*Prompt*:
In the records that follow, locate every line with "text" and extract it.

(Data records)
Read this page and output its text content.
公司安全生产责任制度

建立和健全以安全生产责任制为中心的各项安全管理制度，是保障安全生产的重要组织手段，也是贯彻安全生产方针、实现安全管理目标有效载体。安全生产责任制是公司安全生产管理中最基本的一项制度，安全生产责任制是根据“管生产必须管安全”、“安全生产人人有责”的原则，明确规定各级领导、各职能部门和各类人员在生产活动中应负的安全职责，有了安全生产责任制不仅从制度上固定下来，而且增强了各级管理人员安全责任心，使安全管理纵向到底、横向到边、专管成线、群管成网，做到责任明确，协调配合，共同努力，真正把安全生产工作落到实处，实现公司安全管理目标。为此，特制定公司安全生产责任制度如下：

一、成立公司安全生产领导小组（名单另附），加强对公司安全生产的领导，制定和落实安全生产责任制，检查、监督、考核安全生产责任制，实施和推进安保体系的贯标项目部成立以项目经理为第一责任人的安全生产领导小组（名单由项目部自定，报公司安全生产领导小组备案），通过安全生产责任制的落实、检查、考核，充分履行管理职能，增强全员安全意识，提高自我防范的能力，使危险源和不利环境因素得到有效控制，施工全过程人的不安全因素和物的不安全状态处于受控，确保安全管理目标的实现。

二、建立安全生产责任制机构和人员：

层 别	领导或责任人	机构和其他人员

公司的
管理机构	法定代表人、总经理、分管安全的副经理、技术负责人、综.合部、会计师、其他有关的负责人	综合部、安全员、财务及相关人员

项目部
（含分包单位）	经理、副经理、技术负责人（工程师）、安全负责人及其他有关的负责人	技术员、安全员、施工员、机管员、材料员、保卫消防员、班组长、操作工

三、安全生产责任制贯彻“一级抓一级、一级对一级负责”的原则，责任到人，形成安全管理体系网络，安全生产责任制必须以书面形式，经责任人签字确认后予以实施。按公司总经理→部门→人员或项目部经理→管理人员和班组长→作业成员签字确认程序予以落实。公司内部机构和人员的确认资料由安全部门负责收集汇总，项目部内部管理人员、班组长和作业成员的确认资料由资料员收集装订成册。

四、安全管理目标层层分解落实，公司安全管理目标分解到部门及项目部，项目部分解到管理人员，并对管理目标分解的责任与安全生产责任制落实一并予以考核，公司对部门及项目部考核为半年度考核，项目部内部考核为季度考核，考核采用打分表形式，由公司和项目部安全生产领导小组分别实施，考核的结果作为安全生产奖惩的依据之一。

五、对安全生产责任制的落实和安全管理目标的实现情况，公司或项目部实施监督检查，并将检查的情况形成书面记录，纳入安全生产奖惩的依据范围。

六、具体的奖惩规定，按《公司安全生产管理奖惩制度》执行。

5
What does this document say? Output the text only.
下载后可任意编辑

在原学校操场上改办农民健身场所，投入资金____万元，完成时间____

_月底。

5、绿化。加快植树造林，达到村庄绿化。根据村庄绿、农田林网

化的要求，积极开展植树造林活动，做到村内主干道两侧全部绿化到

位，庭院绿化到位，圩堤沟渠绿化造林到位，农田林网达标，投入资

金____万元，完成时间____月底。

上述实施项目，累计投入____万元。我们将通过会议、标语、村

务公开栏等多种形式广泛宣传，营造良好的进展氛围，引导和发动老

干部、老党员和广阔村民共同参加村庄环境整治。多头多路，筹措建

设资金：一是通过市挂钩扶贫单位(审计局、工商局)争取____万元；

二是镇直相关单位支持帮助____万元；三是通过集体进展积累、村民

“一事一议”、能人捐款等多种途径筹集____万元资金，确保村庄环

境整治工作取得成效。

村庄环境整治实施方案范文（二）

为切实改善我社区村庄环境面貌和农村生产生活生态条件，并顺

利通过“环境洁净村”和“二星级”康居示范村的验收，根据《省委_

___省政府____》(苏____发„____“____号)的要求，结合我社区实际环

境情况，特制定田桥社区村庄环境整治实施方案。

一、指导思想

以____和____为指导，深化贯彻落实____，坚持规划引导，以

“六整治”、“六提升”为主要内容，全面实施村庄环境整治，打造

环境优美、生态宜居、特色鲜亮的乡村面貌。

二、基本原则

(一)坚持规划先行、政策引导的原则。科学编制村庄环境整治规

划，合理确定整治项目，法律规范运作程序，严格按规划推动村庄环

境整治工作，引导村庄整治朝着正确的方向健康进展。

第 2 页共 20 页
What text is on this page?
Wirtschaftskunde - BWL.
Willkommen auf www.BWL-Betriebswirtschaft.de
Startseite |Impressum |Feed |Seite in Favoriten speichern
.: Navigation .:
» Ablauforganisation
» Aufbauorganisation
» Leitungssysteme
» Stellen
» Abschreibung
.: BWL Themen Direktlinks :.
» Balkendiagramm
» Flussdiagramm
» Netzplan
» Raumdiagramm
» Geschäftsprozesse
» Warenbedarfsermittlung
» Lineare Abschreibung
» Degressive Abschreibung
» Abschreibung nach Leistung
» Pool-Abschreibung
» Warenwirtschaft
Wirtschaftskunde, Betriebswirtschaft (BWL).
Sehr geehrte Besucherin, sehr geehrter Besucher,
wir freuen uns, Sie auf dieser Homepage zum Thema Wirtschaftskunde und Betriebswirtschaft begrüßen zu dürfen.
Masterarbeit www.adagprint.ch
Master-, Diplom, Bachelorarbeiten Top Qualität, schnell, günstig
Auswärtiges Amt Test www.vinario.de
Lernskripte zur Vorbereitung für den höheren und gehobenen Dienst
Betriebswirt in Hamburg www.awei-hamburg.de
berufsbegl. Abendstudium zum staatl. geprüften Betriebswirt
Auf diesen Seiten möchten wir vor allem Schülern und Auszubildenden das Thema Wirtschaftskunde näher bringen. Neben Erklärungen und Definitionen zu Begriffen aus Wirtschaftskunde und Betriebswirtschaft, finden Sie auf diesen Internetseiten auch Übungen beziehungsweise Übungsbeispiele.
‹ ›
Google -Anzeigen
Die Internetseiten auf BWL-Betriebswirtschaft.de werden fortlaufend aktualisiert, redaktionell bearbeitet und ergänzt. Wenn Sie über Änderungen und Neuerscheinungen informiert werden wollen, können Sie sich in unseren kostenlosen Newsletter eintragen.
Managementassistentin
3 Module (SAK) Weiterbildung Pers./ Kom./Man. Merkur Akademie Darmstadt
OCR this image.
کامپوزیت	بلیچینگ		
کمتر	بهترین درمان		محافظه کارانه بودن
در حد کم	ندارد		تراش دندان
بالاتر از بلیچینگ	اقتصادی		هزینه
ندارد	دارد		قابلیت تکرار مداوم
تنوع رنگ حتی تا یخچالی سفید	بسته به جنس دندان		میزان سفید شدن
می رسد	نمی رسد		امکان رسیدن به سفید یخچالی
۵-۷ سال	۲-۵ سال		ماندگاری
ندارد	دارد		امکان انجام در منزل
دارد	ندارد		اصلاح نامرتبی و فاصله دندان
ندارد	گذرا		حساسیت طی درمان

*Worked answer*:
Read this page and output its text content.
What does this document say? Output the text only.
What text is on this page?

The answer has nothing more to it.